── Items

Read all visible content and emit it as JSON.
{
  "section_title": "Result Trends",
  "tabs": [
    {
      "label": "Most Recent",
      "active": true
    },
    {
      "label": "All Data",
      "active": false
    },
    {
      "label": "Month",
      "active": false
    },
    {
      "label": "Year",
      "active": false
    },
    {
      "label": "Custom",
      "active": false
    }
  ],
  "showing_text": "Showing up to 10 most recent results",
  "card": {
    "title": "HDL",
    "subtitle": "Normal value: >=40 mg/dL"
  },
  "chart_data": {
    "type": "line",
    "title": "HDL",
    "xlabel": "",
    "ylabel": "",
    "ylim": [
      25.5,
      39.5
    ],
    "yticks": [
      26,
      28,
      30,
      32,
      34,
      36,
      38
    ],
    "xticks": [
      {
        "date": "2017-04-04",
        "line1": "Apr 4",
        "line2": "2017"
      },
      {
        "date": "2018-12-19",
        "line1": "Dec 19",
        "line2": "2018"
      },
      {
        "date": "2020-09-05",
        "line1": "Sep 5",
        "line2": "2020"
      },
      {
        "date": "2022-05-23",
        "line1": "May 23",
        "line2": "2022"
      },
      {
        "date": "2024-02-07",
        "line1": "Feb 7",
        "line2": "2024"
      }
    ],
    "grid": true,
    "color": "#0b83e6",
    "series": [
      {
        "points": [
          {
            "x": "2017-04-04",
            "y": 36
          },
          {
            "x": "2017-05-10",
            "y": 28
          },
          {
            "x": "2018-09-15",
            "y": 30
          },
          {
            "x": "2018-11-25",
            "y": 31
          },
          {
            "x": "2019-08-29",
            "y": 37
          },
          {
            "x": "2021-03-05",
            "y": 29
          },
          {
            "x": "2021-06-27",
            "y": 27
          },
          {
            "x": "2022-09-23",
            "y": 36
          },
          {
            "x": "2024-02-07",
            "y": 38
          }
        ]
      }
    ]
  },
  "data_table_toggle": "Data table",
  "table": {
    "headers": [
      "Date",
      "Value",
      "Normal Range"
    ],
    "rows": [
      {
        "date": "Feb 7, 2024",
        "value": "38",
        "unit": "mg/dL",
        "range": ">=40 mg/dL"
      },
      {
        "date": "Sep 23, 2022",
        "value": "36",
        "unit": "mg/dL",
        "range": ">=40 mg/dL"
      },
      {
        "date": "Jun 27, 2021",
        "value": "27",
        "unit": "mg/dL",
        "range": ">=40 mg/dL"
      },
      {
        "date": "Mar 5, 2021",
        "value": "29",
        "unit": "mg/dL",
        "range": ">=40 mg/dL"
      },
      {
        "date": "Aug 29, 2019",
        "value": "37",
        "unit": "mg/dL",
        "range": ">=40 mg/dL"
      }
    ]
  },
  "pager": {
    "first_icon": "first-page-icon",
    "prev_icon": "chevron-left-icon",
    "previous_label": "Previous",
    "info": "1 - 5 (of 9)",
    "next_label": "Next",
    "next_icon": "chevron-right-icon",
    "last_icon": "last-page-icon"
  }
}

────

▶ [Problem]: Copy every line verbatim.

▶ [Expected output]:
Read all visible content and emit it as JSON.
{
  "section_title": "Result Trends",
  "tabs": [
    {
      "label": "Most Recent",
      "active": true
    },
    {
      "label": "All Data",
      "active": false
    },
    {
      "label": "Month",
      "active": false
    },
    {
      "label": "Year",
      "active": false
    },
    {
      "label": "Custom",
      "active": false
    }
  ],
  "showing_text": "Showing up to 10 most recent results",
  "card": {
    "title": "HDL",
    "subtitle": "Normal value: >=40 mg/dL"
  },
  "chart_data": {
    "type": "line",
    "title": "HDL",
    "xlabel": "",
    "ylabel": "",
    "ylim": [
      25.5,
      39.5
    ],
    "yticks": [
      26,
      28,
      30,
      32,
      34,
      36,
      38
    ],
    "xticks": [
      {
        "date": "2017-04-04",
        "line1": "Apr 4",
        "line2": "2017"
      },
      {
        "date": "2018-12-19",
        "line1": "Dec 19",
        "line2": "2018"
      },
      {
        "date": "2020-09-05",
        "line1": "Sep 5",
        "line2": "2020"
      },
      {
        "date": "2022-05-23",
        "line1": "May 23",
        "line2": "2022"
      },
      {
        "date": "2024-02-07",
        "line1": "Feb 7",
        "line2": "2024"
      }
    ],
    "grid": true,
    "color": "#0b83e6",
    "series": [
      {
        "points": [
          {
            "x": "2017-04-04",
            "y": 36
          },
          {
            "x": "2017-05-10",
            "y": 28
          },
          {
            "x": "2018-09-15",
            "y": 30
          },
          {
            "x": "2018-11-25",
            "y": 31
          },
          {
            "x": "2019-08-29",
            "y": 37
          },
          {
            "x": "2021-03-05",
            "y": 29
          },
          {
            "x": "2021-06-27",
            "y": 27
          },
          {
            "x": "2022-09-23",
            "y": 36
          },
          {
            "x": "2024-02-07",
            "y": 38
          }
        ]
      }
    ]
  },
  "data_table_toggle": "Data table",
  "table": {
    "headers": [
      "Date",
      "Value",
      "Normal Range"
    ],
    "rows": [
      {
        "date": "Feb 7, 2024",
        "value": "38",
        "unit": "mg/dL",
        "range": ">=40 mg/dL"
      },
      {
        "date": "Sep 23, 2022",
        "value": "36",
        "unit": "mg/dL",
        "range": ">=40 mg/dL"
      },
      {
        "date": "Jun 27, 2021",
        "value": "27",
        "unit": "mg/dL",
        "range": ">=40 mg/dL"
      },
      {
        "date": "Mar 5, 2021",
        "value": "29",
        "unit": "mg/dL",
        "range": ">=40 mg/dL"
      },
      {
        "date": "Aug 29, 2019",
        "value": "37",
        "unit": "mg/dL",
        "range": ">=40 mg/dL"
      }
    ]
  },
  "pager": {
    "first_icon": "first-page-icon",
    "prev_icon": "chevron-left-icon",
    "previous_label": "Previous",
    "info": "1 - 5 (of 9)",
    "next_label": "Next",
    "next_icon": "chevron-right-icon",
    "last_icon": "last-page-icon"
  }
}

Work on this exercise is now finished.